- _Raw data_
+ + + + + + +

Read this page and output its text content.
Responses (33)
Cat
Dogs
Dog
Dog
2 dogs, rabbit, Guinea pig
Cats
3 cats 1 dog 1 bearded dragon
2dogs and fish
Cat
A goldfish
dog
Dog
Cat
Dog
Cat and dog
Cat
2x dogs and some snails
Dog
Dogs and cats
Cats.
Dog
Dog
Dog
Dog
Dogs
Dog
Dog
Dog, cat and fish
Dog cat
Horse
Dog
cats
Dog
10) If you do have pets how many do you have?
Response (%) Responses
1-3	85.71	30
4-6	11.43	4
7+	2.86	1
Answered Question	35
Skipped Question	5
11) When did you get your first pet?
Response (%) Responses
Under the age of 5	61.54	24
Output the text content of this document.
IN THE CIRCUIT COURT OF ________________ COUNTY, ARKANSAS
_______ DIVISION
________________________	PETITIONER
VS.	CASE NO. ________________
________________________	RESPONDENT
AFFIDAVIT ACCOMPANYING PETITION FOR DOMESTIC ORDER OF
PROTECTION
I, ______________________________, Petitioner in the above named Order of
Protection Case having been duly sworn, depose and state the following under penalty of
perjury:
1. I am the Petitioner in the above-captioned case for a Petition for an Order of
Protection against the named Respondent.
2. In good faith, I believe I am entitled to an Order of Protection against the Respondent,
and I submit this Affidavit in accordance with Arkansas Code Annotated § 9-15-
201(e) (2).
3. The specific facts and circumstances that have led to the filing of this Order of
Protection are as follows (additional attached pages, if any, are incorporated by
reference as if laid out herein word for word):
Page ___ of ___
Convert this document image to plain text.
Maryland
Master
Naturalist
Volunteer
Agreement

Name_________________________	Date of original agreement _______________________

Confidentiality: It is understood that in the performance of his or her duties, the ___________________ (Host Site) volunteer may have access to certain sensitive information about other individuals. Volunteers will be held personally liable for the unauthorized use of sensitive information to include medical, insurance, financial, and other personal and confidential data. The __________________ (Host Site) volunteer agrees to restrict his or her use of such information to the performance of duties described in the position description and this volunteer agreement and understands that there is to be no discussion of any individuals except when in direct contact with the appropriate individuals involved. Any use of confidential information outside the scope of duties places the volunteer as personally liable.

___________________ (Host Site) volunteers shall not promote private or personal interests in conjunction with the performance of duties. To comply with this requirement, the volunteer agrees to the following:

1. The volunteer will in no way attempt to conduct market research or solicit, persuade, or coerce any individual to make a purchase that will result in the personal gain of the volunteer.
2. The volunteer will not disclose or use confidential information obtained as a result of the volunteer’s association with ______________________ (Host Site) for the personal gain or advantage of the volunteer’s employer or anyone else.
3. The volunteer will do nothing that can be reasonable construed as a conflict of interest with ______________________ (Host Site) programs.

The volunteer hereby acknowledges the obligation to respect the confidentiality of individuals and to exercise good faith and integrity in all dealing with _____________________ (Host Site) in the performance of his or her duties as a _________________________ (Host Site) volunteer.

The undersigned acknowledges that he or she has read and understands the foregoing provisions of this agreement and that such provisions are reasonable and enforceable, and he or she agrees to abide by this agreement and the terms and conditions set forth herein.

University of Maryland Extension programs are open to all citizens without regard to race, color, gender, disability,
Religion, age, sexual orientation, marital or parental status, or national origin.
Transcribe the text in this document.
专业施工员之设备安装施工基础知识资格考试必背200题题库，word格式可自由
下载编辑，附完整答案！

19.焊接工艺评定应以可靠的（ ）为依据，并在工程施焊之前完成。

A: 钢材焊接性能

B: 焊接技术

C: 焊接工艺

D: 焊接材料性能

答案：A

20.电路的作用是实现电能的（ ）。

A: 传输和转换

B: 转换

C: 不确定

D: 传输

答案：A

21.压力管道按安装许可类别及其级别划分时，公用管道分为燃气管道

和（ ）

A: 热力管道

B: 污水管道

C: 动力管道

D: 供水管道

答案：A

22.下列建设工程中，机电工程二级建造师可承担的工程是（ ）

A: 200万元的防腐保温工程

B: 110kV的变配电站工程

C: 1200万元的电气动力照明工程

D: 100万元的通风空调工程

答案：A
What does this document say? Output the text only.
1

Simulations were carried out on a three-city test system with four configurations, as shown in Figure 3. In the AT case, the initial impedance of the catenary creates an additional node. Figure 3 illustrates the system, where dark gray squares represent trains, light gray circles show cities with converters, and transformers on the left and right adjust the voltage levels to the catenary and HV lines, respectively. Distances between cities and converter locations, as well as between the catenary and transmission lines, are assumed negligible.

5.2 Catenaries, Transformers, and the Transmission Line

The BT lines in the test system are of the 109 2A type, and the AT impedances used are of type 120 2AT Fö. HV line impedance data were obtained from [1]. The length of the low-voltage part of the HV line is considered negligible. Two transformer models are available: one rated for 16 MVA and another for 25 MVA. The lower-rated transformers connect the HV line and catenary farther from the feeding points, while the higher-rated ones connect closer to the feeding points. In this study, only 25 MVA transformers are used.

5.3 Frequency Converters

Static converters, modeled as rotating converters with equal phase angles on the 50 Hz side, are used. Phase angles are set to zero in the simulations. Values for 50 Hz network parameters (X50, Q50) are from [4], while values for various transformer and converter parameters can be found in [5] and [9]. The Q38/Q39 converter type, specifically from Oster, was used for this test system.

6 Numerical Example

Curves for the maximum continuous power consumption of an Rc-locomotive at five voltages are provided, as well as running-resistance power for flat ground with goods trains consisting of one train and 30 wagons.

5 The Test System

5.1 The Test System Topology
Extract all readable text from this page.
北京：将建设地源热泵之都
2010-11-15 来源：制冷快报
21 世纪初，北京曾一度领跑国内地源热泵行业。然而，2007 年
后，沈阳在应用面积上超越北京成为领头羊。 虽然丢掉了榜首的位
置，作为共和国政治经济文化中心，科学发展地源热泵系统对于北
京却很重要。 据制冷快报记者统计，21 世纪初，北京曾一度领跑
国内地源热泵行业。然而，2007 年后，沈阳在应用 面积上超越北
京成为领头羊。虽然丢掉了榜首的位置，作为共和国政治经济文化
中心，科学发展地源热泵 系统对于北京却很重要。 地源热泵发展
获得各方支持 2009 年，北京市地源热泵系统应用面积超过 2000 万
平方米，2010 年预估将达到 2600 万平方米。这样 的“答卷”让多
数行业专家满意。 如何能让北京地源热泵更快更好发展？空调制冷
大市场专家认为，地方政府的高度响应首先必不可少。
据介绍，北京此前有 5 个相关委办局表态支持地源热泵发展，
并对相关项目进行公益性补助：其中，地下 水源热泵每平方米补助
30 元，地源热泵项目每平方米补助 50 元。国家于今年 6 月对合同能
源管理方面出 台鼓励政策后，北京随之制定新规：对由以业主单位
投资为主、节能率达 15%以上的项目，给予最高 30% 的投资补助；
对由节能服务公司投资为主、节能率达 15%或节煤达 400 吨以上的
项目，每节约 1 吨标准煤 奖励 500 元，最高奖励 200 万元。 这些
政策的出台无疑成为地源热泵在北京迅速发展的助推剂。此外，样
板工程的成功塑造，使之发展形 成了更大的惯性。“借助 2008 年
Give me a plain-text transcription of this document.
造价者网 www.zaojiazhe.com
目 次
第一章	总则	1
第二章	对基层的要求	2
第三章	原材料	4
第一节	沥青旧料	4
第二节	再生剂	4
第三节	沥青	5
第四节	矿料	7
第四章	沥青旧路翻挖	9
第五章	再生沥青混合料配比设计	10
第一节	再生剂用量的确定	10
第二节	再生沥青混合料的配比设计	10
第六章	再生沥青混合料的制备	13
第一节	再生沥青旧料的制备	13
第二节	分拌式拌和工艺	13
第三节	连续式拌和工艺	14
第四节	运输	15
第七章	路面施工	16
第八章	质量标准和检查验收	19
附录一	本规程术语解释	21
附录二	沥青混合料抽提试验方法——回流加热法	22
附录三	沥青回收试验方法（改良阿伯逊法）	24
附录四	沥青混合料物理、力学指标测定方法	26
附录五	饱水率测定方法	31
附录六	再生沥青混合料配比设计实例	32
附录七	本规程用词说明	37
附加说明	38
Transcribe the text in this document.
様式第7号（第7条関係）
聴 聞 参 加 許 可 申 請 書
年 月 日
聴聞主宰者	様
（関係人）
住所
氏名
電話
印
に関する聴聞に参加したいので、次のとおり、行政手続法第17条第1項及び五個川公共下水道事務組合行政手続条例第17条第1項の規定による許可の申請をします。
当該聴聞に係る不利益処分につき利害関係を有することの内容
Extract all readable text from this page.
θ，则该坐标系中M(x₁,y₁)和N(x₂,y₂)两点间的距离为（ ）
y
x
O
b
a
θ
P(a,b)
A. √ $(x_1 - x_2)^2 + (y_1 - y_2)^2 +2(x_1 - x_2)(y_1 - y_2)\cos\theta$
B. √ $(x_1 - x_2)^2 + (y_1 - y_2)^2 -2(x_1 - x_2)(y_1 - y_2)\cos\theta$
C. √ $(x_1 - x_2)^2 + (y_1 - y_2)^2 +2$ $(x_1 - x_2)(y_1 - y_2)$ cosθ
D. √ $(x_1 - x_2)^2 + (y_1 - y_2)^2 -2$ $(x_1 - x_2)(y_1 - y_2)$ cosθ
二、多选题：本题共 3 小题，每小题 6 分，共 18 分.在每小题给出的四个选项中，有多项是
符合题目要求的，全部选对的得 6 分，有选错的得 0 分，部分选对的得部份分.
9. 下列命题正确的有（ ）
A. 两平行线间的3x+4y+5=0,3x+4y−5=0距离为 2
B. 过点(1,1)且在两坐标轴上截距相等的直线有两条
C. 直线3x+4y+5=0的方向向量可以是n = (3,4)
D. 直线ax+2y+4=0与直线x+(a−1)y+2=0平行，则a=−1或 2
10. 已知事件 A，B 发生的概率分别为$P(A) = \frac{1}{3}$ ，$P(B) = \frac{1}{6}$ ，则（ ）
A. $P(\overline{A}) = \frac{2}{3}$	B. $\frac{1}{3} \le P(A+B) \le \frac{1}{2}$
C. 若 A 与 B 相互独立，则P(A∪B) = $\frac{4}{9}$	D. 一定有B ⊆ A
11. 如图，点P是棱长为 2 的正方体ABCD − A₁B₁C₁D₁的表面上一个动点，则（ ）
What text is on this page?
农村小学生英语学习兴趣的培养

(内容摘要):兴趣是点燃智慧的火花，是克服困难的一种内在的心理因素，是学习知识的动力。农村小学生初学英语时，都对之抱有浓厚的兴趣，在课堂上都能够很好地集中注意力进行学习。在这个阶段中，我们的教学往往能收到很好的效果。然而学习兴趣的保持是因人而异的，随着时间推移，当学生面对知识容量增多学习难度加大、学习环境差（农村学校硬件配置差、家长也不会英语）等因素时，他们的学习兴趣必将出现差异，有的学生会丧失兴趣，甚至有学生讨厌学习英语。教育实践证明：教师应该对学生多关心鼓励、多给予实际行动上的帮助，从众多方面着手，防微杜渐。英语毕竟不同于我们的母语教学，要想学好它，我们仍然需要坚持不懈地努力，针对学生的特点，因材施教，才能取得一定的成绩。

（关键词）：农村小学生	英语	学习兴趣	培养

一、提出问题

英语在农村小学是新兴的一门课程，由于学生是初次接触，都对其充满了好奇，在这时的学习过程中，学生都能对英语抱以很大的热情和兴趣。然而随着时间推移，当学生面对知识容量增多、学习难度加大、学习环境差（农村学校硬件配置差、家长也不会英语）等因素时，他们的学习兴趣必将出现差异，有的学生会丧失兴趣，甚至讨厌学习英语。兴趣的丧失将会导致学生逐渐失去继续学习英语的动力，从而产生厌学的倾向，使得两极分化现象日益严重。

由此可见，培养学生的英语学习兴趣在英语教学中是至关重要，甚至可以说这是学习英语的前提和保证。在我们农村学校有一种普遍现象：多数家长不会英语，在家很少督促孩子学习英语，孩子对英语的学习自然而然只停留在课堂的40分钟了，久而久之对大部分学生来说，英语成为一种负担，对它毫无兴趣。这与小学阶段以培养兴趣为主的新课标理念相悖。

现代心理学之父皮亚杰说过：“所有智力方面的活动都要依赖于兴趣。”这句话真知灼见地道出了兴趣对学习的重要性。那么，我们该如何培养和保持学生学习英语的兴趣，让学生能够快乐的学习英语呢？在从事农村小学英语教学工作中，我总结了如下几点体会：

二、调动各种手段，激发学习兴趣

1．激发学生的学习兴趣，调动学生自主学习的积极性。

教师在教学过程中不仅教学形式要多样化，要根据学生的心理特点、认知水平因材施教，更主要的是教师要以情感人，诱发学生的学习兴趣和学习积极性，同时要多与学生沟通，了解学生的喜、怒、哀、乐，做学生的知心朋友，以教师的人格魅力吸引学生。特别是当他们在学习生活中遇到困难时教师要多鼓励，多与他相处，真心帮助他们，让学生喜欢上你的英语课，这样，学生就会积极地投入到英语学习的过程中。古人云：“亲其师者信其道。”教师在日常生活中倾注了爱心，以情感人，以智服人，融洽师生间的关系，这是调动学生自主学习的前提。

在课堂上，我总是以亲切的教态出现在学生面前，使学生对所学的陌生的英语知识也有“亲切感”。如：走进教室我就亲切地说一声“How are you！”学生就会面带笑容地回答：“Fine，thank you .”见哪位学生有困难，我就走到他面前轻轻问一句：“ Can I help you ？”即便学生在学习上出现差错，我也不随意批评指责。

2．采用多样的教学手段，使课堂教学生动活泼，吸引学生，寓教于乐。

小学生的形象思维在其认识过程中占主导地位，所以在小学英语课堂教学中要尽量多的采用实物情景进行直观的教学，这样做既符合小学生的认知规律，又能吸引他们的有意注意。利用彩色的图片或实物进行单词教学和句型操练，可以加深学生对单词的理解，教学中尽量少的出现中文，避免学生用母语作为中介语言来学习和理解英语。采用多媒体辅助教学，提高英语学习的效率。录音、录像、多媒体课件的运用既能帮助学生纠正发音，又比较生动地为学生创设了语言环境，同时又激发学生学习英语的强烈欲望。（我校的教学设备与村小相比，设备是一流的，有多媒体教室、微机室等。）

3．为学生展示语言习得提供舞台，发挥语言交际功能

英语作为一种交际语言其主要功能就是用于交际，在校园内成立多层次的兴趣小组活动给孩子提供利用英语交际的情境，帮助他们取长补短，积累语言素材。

+ + + + + + +

- _Goal_
Look through the entries above and report each line where the string "type" occurs.

- _Output for this exercise_
The BT lines in the test system are of the 109 2A type, and the AT impedances used are of type 120 2AT Fö. HV line impedance data were obtained from [1]. The length of the low-voltage part of the HV line is considered negligible. Two transformer models are available: one rated for 16 MVA and another for 25 MVA. The lower-rated transformers connect the HV line and catenary farther from the feeding points, while the higher-rated ones connect closer to the feeding points. In this study, only 25 MVA transformers are used.
Static converters, modeled as rotating converters with equal phase angles on the 50 Hz side, are used. Phase angles are set to zero in the simulations. Values for 50 Hz network parameters (X50, Q50) are from [4], while values for various transformer and converter parameters can be found in [5] and [9]. The Q38/Q39 converter type, specifically from Oster, was used for this test system.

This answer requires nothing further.